MATERIAL FOR THE TASK:

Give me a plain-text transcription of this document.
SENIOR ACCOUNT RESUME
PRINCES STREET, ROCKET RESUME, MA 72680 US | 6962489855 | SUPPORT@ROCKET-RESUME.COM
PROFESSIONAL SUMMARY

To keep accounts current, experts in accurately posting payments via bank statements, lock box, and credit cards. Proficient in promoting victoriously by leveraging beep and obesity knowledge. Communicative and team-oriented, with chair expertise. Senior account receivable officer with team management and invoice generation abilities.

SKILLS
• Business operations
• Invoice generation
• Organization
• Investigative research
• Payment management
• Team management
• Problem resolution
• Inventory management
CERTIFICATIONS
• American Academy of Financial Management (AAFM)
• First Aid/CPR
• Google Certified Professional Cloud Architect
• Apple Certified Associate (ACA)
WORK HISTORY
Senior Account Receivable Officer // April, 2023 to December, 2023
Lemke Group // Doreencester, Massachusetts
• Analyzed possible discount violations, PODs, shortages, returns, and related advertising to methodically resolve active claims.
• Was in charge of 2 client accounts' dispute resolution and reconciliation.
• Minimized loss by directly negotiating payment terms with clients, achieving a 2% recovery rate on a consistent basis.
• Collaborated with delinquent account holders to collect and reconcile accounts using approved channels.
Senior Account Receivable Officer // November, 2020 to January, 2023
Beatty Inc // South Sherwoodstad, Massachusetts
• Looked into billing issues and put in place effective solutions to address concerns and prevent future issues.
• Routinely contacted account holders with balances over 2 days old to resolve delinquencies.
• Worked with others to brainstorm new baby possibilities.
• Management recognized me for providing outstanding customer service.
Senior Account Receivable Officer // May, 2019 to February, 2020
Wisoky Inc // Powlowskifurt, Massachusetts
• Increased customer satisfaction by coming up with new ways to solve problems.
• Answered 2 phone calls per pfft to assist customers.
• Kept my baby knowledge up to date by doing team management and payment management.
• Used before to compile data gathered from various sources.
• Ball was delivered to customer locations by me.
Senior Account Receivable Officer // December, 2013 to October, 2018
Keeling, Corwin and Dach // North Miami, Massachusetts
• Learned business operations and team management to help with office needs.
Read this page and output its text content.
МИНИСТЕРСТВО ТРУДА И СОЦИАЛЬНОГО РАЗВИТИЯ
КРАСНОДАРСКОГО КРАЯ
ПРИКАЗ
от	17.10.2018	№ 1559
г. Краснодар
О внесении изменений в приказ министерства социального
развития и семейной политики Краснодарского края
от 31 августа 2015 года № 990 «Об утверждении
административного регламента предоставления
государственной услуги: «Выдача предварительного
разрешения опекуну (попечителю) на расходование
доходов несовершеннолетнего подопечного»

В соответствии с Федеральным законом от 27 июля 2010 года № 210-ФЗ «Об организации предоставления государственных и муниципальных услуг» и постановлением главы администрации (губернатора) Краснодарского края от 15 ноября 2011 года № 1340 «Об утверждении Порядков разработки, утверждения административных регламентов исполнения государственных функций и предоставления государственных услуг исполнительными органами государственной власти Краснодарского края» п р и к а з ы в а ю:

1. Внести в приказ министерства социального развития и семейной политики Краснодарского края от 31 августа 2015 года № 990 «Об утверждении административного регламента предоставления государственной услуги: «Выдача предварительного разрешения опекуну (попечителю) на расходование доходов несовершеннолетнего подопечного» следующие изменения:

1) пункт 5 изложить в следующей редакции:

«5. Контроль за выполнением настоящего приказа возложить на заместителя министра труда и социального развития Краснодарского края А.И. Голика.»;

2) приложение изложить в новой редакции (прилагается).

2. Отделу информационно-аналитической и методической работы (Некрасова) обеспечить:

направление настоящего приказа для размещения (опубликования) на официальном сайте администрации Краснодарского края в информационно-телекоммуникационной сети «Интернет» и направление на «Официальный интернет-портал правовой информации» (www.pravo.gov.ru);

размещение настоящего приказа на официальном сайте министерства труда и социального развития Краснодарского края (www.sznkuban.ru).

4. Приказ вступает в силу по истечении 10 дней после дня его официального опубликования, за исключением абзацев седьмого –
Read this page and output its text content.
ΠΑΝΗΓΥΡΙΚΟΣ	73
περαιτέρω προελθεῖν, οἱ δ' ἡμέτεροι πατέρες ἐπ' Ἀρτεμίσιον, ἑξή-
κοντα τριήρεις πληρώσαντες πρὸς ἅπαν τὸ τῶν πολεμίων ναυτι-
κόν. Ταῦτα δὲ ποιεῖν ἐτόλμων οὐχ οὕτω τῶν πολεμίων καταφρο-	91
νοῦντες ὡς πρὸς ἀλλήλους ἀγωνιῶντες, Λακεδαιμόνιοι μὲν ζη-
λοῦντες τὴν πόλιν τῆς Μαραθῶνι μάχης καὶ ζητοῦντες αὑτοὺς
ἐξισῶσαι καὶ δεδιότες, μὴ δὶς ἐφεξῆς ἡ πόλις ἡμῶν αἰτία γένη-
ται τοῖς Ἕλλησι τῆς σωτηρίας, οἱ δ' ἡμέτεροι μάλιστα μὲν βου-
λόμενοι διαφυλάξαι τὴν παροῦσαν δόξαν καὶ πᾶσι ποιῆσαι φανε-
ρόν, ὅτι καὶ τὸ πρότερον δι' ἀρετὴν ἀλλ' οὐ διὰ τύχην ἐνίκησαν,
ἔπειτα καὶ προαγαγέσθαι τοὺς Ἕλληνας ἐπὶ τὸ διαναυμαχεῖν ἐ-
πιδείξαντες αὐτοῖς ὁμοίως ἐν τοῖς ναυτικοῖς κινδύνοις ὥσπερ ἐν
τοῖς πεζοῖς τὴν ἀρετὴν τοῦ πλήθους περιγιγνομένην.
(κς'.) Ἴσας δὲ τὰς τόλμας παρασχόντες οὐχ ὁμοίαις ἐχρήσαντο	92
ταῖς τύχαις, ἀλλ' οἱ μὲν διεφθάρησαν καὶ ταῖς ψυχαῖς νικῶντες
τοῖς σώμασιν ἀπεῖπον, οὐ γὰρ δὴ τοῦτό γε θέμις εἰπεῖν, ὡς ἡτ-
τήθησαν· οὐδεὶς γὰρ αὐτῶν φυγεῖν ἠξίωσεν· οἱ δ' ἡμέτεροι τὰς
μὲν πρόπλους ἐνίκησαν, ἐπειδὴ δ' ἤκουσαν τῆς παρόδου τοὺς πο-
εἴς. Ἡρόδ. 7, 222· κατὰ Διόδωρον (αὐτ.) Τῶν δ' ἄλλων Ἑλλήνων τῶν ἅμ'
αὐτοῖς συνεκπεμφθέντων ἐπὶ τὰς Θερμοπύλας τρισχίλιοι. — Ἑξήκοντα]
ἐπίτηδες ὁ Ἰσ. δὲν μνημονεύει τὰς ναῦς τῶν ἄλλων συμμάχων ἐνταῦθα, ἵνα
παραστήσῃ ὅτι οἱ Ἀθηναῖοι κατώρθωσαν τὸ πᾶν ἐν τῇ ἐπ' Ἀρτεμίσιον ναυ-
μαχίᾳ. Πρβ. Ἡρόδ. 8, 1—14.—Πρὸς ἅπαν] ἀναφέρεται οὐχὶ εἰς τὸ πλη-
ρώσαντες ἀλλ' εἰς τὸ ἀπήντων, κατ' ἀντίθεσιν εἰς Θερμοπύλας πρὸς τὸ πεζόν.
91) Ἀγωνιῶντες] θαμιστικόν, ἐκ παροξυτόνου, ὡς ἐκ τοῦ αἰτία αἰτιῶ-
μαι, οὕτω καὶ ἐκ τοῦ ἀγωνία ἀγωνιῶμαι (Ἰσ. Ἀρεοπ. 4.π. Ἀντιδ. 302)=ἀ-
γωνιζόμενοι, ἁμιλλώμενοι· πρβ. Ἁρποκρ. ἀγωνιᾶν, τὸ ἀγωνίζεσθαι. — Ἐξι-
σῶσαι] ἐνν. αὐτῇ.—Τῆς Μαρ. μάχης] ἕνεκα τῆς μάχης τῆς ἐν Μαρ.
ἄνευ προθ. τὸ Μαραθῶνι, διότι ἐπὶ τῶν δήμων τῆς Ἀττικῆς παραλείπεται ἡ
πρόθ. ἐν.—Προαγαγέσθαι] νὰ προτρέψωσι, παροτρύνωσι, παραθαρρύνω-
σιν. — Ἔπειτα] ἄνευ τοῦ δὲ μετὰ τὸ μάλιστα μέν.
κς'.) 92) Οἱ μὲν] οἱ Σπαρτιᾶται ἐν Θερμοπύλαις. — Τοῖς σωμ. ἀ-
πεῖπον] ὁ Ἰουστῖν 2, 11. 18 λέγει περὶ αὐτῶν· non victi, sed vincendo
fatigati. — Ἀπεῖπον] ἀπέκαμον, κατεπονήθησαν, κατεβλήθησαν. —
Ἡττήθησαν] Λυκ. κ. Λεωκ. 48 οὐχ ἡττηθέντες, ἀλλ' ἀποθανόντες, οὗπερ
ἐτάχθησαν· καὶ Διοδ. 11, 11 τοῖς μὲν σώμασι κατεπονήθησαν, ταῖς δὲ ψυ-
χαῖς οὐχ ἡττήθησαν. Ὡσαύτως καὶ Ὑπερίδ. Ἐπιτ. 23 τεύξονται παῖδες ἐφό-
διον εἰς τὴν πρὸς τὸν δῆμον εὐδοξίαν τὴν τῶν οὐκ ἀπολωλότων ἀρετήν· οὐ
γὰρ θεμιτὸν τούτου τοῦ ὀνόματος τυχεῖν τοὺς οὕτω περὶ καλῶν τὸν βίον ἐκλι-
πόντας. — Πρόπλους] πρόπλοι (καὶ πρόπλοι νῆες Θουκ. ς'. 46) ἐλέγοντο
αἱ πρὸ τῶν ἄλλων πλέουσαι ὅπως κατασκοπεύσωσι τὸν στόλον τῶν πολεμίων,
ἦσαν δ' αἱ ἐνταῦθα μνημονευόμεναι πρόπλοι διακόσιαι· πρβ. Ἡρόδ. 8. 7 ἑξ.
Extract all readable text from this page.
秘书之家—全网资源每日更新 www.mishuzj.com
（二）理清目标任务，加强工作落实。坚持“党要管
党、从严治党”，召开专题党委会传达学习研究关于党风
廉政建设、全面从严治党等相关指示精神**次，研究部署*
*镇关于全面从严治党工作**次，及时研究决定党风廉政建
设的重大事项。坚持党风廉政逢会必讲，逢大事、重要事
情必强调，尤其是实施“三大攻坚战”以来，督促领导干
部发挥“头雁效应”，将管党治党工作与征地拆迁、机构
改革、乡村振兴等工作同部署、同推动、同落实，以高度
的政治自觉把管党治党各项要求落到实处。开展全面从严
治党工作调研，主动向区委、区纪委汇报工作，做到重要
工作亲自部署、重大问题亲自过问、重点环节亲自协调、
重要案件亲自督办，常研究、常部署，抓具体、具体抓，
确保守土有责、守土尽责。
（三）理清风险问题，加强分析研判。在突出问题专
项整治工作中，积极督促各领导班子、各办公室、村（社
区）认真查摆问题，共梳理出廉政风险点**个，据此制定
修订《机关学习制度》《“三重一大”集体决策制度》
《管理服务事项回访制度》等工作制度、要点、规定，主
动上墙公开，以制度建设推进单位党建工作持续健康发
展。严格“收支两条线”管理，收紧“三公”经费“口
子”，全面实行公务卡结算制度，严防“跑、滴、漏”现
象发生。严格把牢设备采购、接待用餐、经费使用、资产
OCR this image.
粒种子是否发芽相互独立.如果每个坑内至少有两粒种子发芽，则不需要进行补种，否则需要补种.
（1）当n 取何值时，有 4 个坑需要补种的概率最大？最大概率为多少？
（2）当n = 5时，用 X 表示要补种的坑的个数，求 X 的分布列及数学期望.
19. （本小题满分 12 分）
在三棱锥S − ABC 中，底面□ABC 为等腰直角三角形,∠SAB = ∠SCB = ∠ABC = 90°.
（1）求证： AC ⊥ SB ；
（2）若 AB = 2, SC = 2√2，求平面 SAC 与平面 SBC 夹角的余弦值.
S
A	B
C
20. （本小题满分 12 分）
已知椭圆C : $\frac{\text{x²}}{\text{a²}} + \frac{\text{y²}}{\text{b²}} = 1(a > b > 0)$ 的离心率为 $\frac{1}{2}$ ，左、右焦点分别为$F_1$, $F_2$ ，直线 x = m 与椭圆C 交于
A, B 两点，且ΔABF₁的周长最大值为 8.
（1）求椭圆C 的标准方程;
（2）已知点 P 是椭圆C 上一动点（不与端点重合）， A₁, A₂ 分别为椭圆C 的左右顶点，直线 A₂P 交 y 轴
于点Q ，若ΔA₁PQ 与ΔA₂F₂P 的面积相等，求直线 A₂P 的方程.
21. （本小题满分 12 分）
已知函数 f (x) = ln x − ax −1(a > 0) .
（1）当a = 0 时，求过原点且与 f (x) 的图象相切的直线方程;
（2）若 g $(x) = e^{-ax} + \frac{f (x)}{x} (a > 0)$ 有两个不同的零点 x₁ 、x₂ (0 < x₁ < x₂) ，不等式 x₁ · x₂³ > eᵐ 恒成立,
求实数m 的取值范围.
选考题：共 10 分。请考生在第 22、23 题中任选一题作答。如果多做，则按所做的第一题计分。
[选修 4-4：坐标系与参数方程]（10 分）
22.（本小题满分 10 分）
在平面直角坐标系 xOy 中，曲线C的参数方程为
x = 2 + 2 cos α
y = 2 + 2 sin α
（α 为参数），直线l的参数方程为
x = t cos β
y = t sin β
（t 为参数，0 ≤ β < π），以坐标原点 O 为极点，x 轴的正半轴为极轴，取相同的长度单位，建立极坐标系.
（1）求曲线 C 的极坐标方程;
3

WHAT THE TASK ASKS:
Show each line of the data that contains the string "December".

FULL ANSWER:
Senior Account Receivable Officer // April, 2023 to December, 2023
Senior Account Receivable Officer // December, 2013 to October, 2018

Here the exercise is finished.